=== EXERCISE DESCRIPTION ===
Each entry below should be written out exactly as it is, with no pictures.

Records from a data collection
+ + + + +
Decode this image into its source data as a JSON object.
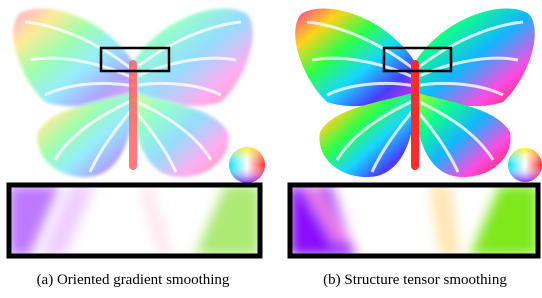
{
  "figure": {
    "panels": [
      {
        "caption": "(a) Oriented gradient smoothing"
      },
      {
        "caption": "(b) Structure tensor smoothing"
      }
    ]
  }
}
+ + + + +
=== EXERCISE SOLUTION ===
Decode this image into its source data as a JSON object.
{
  "figure": {
    "panels": [
      {
        "caption": "(a) Oriented gradient smoothing"
      },
      {
        "caption": "(b) Structure tensor smoothing"
      }
    ]
  }
}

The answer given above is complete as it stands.